Texto proporcionado »
──────────────────────────────

Cómo ajustar la temperatura del baño de manera adecuada
Cuando eliges lámparas infrarrojas para el baño, es tentador optar por aquellas con la potencia más alta indicada en el empaque. Pero eso suele ser un error. Lo importante es encontrar ese equilibrio perfecto: que la habitación esté cómoda, sin desperdiciar demasiada electricidad ni tener zonas frías.
Determinar cuánta potencia realmente necesitas
Piensa en el tamaño de tu espacio y en la altura de los techos. Si tienes un baño pequeño, de menos de 5 m², una lámpara de 250 W a 400 W suele ser suficiente. En esos espacios reducidos, si usas una lámpara demasiado potente, la habitación se convertirá rápidamente en una sauna, y además podrías activar los sensores de seguridad.
Para baños más grandes, de 6 m² a 12 m², sería mejor usar lámparas de 600 W a 1000 W. Lo importante aquí es recordar que las lámparas infrarrojas no calientan el aire, sino a las personas. Si la potencia es demasiado baja, el calor no llegará hasta ti. Pero si es demasiado alta, solo estarás gastando dinero en facturas de luz, sin sentirte realmente más cómodo.
El equilibrio entre calor y seguridad
Debes equilibrar la intensidad del calor con el lugar donde colocas la lámpara. Una lámpara de 1000 W es ideal, ya que permite sentirse como si estuvieras bajo el sol. Pero crea una zona muy caliente. Si eliges esta opción, coloca la lámpara en una posición más alta, para evitar quemarte la piel. Las lámparas de menor potencia son más suaves y distribuyen el calor de manera más uniforme, por lo que funcionan mejor en baños con techos bajos.

──────────────────────────────

Material mostrado »
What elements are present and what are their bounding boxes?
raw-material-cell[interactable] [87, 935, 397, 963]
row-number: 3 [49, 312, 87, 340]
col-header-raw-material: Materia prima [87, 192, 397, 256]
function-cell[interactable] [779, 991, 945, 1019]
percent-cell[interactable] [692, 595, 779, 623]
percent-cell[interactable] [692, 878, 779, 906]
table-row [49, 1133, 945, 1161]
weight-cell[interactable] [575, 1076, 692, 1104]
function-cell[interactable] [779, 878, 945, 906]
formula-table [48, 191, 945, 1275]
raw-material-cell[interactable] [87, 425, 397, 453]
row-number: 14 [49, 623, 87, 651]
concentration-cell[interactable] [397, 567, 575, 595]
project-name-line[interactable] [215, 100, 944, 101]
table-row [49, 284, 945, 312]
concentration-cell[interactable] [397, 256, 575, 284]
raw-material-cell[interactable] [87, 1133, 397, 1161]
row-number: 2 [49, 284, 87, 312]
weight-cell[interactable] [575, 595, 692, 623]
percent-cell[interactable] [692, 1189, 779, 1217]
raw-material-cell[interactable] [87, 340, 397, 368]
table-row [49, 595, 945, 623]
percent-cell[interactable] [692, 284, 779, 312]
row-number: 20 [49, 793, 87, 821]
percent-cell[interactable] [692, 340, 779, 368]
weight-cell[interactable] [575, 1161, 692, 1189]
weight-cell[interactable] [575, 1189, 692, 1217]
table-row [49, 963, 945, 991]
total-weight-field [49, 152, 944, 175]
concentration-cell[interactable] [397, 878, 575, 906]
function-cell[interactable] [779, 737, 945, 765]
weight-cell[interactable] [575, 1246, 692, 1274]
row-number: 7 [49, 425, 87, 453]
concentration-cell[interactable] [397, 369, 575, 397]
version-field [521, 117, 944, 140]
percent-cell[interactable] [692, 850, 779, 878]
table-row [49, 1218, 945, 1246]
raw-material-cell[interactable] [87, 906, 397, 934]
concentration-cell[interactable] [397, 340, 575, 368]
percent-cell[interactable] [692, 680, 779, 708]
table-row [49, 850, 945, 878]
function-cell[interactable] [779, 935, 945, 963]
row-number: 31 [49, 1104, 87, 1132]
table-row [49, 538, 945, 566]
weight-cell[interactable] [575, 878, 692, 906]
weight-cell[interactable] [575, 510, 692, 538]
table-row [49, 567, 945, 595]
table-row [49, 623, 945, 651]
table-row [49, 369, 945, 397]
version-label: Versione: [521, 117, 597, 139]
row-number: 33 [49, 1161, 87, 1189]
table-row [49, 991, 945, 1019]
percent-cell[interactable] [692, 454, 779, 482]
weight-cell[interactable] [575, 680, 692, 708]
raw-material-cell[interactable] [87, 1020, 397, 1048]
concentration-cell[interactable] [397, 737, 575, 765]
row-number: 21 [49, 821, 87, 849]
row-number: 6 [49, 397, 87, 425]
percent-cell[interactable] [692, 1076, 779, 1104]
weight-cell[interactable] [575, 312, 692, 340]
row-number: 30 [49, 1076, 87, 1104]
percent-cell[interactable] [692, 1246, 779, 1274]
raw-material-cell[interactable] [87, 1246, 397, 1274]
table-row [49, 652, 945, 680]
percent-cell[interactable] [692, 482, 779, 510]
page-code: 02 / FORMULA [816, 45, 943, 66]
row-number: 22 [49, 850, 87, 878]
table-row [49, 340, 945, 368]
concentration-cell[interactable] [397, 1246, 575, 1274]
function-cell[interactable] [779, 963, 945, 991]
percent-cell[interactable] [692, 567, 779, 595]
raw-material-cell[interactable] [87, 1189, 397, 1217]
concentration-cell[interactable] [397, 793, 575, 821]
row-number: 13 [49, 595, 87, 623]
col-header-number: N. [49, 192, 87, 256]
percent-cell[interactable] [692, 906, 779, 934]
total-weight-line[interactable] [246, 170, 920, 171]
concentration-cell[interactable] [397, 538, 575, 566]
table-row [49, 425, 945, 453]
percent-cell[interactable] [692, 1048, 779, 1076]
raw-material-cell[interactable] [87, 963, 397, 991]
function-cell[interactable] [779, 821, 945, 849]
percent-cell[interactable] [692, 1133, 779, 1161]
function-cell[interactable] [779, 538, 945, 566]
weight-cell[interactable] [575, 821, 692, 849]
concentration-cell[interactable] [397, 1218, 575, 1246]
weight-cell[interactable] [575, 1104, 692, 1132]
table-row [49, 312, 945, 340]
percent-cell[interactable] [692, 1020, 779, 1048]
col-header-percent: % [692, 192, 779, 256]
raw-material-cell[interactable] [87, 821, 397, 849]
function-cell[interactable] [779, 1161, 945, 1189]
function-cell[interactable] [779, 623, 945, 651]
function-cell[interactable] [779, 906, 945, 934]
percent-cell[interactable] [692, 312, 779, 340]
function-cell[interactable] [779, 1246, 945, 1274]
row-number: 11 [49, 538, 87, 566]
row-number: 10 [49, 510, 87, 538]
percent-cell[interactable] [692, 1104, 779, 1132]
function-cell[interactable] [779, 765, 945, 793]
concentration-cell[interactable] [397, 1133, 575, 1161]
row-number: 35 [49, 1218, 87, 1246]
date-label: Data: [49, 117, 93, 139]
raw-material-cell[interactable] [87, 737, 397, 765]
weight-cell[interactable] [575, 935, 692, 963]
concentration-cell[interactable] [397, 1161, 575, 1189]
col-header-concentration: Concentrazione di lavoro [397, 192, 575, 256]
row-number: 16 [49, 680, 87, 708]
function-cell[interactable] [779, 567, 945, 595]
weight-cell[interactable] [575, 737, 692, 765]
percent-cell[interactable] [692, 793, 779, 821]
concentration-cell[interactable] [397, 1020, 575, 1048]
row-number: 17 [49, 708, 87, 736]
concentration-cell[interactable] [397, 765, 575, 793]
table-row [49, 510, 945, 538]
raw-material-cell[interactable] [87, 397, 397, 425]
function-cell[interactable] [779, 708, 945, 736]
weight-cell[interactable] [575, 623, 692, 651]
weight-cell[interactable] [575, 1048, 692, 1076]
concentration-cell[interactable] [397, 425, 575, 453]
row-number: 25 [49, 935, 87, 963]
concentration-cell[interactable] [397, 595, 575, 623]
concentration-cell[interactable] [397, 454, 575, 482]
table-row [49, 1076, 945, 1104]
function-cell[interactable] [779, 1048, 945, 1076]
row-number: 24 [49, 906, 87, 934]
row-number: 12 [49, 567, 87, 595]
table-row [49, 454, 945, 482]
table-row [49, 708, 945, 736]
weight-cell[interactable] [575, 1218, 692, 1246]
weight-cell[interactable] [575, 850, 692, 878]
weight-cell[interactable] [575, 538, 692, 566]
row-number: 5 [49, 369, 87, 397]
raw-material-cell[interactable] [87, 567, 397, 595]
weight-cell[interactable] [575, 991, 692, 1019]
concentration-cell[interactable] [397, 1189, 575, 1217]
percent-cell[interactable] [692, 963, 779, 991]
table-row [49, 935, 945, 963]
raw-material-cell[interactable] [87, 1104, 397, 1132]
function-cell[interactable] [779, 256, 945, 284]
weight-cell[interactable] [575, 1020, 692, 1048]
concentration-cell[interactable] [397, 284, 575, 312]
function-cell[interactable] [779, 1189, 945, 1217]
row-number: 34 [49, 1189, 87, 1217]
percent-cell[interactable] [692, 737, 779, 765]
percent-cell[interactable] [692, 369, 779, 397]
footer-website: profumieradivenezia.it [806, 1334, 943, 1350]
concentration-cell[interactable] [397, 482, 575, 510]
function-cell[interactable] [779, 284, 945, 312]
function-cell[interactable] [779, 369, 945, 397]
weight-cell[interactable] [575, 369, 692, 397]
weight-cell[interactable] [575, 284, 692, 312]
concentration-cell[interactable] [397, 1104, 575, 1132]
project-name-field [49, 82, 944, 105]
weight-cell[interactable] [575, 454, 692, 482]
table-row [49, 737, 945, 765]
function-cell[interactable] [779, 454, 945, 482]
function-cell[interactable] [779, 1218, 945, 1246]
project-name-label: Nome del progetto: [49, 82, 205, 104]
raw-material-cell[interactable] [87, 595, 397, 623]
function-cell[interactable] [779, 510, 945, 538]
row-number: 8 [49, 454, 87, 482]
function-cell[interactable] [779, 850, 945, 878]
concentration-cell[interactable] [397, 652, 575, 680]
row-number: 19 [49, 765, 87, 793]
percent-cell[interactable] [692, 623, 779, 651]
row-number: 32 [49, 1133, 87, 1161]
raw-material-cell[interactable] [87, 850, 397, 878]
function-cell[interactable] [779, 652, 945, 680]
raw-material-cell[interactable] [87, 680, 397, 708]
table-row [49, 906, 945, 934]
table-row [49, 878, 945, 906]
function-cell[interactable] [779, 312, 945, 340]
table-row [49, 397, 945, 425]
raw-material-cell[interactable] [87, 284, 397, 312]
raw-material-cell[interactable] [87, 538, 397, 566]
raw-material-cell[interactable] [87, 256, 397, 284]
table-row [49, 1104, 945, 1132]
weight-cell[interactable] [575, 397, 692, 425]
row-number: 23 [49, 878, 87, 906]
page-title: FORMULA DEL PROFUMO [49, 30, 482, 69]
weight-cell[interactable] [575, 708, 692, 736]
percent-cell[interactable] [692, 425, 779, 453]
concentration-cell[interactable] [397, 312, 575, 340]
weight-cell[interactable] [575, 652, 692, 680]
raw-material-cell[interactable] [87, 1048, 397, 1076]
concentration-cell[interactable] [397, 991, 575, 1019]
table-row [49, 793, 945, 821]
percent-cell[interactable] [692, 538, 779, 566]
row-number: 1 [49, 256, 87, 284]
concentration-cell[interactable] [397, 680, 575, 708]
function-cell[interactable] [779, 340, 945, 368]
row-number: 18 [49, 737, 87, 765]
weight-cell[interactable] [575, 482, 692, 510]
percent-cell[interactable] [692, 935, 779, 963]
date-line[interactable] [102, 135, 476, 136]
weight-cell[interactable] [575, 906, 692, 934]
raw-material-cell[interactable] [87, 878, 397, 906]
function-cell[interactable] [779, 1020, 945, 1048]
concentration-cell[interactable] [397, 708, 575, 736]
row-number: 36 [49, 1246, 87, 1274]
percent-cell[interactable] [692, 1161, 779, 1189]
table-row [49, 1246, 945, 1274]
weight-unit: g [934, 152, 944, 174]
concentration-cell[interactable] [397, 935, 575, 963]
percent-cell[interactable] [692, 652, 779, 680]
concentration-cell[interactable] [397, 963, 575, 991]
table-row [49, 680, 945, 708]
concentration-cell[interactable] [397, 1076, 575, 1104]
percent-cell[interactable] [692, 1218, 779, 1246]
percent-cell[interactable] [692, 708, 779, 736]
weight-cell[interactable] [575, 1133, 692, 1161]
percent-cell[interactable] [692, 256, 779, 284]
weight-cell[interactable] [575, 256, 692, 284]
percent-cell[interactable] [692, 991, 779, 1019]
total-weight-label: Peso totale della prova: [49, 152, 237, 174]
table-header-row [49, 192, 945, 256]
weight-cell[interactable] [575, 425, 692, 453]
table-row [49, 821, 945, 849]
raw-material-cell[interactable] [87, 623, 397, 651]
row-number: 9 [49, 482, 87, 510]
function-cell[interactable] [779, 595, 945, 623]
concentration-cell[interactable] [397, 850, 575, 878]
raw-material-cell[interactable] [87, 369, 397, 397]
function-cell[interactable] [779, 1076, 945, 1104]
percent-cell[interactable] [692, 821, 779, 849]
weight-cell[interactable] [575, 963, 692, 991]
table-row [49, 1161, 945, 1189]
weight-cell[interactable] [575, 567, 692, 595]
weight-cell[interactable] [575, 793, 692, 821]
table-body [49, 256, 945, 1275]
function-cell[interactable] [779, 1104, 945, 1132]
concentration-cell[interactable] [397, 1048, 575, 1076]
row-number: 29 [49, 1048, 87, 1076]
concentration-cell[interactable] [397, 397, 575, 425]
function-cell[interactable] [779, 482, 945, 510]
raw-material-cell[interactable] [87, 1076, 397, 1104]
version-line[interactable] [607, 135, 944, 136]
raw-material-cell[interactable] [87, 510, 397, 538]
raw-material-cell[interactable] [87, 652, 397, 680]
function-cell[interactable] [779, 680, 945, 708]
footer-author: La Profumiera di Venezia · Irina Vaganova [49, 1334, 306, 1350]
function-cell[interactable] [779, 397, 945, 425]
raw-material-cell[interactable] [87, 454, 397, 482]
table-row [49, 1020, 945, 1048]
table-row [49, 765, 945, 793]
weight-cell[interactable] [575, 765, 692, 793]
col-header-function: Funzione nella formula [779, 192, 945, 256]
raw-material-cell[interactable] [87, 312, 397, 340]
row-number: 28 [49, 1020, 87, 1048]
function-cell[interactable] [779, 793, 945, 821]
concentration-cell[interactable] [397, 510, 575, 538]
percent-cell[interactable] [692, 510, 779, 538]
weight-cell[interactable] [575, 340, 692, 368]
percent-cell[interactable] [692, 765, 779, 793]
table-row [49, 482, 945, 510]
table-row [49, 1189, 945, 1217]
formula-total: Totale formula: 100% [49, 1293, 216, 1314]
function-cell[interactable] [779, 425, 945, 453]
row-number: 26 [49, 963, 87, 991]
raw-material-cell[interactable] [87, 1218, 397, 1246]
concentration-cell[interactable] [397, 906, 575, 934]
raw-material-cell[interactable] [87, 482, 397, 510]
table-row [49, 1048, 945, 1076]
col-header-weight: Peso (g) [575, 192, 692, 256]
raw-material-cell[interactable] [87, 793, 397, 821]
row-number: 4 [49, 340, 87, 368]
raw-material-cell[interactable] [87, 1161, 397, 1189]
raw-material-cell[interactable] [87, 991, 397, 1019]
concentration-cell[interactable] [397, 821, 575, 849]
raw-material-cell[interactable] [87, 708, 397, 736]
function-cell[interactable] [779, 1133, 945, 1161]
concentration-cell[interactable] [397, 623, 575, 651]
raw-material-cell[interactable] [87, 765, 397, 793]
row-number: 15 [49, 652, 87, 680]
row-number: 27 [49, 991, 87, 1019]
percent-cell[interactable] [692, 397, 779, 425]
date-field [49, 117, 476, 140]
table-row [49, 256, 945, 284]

──────────────────────────────

Consigna » Enumera, sin repetir ninguno, todos los valores de potencia en vatios que aparecen en el texto sobre lámparas infrarrojas para el baño.

Resultado » 250 W, 400 W, 600 W, 1000 W